Set problem:
Check each line for the word "sieur" and report how many have it. Give nothing else.
** Start Entries shown **
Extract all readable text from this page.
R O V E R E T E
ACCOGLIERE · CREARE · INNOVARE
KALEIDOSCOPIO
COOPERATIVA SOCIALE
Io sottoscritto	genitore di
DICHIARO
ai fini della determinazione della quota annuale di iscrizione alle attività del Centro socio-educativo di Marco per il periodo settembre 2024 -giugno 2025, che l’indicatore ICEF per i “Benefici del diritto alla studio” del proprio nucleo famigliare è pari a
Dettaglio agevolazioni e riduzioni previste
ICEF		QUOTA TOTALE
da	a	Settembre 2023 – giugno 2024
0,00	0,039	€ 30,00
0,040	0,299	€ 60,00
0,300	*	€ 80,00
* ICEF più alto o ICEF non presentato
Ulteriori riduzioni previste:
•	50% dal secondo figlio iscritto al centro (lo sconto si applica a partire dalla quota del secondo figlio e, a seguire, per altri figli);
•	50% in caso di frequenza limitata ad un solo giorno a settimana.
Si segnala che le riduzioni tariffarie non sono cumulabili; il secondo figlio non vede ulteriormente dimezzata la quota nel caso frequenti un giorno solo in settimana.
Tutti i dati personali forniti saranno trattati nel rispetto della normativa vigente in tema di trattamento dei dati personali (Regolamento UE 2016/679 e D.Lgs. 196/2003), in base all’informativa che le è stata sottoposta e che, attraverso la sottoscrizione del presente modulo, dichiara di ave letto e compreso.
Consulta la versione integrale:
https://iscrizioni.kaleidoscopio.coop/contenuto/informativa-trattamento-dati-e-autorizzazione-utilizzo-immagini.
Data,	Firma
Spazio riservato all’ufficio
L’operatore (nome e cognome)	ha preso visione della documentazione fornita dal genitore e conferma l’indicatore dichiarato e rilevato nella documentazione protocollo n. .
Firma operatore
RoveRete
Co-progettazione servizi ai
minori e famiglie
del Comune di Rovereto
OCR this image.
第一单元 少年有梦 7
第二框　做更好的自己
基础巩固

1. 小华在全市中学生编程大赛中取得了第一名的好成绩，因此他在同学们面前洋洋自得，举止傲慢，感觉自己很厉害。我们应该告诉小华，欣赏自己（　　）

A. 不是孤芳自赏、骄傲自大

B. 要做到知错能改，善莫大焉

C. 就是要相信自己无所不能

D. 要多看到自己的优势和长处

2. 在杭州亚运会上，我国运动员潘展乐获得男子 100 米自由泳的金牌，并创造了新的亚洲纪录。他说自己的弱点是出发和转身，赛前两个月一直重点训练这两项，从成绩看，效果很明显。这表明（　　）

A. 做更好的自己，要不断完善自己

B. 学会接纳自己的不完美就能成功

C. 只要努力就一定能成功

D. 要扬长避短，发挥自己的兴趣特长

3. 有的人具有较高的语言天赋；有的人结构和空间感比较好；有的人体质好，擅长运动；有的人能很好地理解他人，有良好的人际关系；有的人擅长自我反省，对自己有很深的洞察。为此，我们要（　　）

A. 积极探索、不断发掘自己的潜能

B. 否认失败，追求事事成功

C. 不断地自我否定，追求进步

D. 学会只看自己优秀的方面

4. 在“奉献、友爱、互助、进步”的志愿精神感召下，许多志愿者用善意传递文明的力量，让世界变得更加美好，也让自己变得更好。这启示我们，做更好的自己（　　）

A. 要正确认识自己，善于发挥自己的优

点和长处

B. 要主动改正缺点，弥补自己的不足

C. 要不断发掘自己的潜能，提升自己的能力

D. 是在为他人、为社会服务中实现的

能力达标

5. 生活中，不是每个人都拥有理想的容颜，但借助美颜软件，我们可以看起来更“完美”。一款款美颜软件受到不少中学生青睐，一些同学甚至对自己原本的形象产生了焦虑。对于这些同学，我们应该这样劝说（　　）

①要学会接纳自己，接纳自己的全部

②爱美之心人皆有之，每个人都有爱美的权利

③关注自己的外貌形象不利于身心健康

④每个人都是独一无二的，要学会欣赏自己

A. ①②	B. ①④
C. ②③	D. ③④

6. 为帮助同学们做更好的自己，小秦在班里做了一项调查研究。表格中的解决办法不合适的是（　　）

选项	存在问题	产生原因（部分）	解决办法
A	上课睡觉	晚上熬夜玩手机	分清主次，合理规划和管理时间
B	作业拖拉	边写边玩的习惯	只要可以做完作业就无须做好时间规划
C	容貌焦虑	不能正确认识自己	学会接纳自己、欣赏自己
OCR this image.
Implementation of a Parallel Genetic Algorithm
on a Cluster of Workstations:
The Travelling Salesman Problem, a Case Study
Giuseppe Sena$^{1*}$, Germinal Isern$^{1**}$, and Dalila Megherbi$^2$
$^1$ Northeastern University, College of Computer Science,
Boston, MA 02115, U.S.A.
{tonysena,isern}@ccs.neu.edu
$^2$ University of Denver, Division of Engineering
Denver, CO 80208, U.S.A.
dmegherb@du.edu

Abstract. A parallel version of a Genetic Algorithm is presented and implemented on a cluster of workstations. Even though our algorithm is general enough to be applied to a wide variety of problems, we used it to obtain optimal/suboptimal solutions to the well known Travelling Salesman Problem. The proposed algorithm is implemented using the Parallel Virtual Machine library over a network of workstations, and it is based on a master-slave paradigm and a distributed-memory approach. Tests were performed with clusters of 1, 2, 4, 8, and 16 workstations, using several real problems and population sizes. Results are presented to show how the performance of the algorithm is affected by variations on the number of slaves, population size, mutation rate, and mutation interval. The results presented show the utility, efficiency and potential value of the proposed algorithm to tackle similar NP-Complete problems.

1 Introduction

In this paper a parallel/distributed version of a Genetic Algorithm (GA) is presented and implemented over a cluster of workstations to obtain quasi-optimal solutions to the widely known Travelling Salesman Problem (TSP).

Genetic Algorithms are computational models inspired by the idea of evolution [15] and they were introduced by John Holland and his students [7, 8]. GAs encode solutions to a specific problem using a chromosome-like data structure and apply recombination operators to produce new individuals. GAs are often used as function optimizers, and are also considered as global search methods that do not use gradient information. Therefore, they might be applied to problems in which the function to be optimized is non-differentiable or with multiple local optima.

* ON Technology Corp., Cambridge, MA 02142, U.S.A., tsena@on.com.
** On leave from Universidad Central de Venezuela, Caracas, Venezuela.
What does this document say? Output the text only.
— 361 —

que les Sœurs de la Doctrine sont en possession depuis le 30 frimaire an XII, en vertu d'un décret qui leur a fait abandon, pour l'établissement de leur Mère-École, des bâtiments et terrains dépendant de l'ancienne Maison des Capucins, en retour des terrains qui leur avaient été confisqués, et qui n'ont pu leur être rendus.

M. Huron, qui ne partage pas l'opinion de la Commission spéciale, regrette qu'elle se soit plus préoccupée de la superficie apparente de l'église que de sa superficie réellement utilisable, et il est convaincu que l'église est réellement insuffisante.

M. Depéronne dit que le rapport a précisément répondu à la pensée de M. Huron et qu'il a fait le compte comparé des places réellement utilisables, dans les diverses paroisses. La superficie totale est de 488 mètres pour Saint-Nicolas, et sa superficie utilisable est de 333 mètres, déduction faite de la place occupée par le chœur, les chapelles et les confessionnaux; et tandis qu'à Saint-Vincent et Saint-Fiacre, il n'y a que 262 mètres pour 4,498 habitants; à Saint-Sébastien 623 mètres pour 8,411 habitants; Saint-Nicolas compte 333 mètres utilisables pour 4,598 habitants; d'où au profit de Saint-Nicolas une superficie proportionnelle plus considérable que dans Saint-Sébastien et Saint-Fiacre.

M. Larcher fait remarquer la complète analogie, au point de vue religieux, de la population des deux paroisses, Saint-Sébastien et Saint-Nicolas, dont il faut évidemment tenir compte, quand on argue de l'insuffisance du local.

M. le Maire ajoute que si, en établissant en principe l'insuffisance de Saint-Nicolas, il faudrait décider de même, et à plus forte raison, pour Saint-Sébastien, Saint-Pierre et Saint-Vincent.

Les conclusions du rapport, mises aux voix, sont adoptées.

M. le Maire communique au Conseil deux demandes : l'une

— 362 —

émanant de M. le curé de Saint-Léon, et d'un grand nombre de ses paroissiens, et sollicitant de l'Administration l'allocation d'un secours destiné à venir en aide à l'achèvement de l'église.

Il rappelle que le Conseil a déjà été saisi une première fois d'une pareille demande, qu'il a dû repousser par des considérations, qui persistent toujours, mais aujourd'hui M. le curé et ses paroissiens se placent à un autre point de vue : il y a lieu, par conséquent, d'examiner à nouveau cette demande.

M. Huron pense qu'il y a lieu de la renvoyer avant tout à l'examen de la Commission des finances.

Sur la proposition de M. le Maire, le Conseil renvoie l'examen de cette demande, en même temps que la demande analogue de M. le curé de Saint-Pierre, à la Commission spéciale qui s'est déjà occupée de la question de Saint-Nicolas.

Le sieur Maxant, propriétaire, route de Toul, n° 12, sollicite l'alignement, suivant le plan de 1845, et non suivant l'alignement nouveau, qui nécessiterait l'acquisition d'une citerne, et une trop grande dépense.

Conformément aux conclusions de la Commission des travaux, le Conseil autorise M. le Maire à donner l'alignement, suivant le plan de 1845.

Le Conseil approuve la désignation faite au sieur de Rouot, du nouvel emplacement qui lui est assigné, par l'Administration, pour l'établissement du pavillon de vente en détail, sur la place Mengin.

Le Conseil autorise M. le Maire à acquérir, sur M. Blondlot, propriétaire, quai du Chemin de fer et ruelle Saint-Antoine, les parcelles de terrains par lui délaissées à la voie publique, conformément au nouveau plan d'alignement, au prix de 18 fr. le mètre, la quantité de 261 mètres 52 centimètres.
** End Entries shown **
The completed task:
2